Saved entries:
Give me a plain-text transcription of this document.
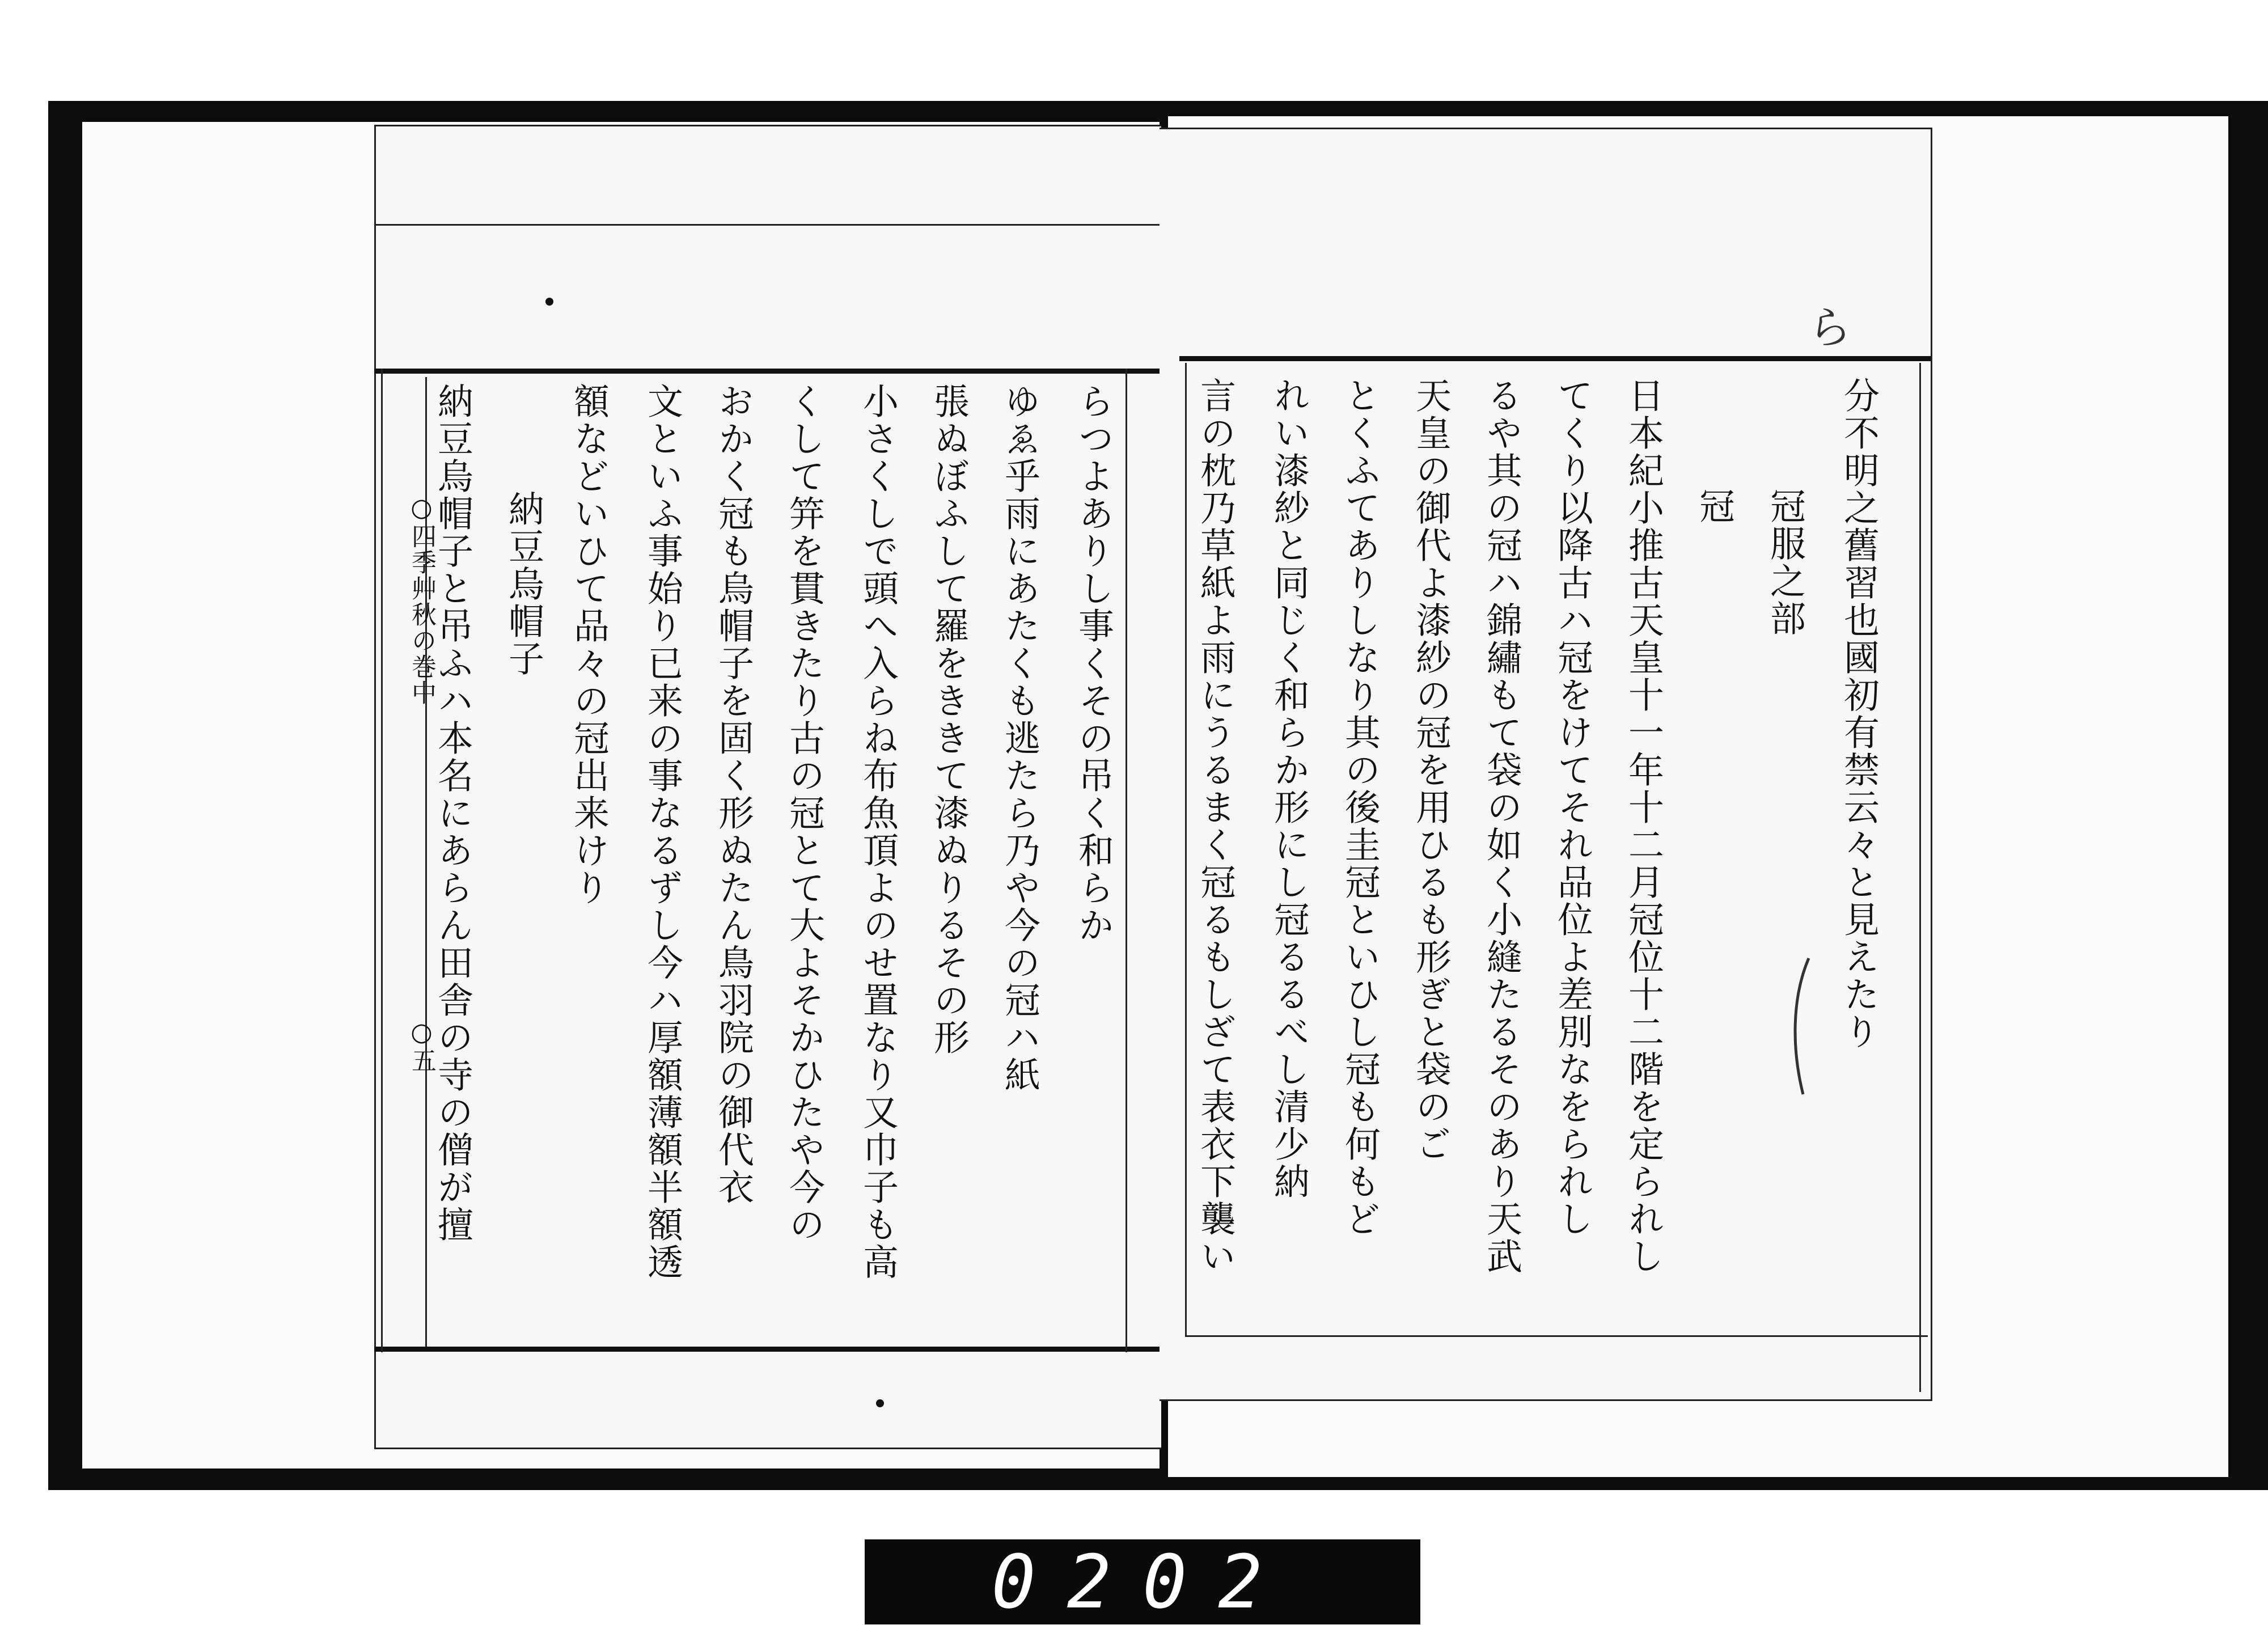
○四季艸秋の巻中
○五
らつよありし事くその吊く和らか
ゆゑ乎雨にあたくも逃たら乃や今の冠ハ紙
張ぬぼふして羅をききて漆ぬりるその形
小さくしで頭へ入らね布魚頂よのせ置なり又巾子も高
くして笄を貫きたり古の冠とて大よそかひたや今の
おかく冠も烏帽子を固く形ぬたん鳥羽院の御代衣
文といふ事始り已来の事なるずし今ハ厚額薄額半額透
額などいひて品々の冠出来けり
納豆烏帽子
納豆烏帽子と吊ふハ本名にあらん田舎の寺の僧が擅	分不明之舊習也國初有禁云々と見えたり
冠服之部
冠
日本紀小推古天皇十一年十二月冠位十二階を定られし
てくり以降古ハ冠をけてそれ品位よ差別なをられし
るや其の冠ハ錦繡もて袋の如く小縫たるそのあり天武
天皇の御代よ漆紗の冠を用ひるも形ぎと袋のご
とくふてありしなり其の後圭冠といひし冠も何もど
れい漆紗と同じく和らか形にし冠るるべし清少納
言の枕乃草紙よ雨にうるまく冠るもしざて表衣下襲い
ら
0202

__EXERCISE__:
Each entry should be repeated exactly as it appears; the pictures stay out.

__SOLUTION TO THE EXERCISE__:
Give me a plain-text transcription of this document.
○四季艸秋の巻中
○五
らつよありし事くその吊く和らか
ゆゑ乎雨にあたくも逃たら乃や今の冠ハ紙
張ぬぼふして羅をききて漆ぬりるその形
小さくしで頭へ入らね布魚頂よのせ置なり又巾子も高
くして笄を貫きたり古の冠とて大よそかひたや今の
おかく冠も烏帽子を固く形ぬたん鳥羽院の御代衣
文といふ事始り已来の事なるずし今ハ厚額薄額半額透
額などいひて品々の冠出来けり
納豆烏帽子
納豆烏帽子と吊ふハ本名にあらん田舎の寺の僧が擅	分不明之舊習也國初有禁云々と見えたり
冠服之部
冠
日本紀小推古天皇十一年十二月冠位十二階を定られし
てくり以降古ハ冠をけてそれ品位よ差別なをられし
るや其の冠ハ錦繡もて袋の如く小縫たるそのあり天武
天皇の御代よ漆紗の冠を用ひるも形ぎと袋のご
とくふてありしなり其の後圭冠といひし冠も何もど
れい漆紗と同じく和らか形にし冠るるべし清少納
言の枕乃草紙よ雨にうるまく冠るもしざて表衣下襲い
ら
0202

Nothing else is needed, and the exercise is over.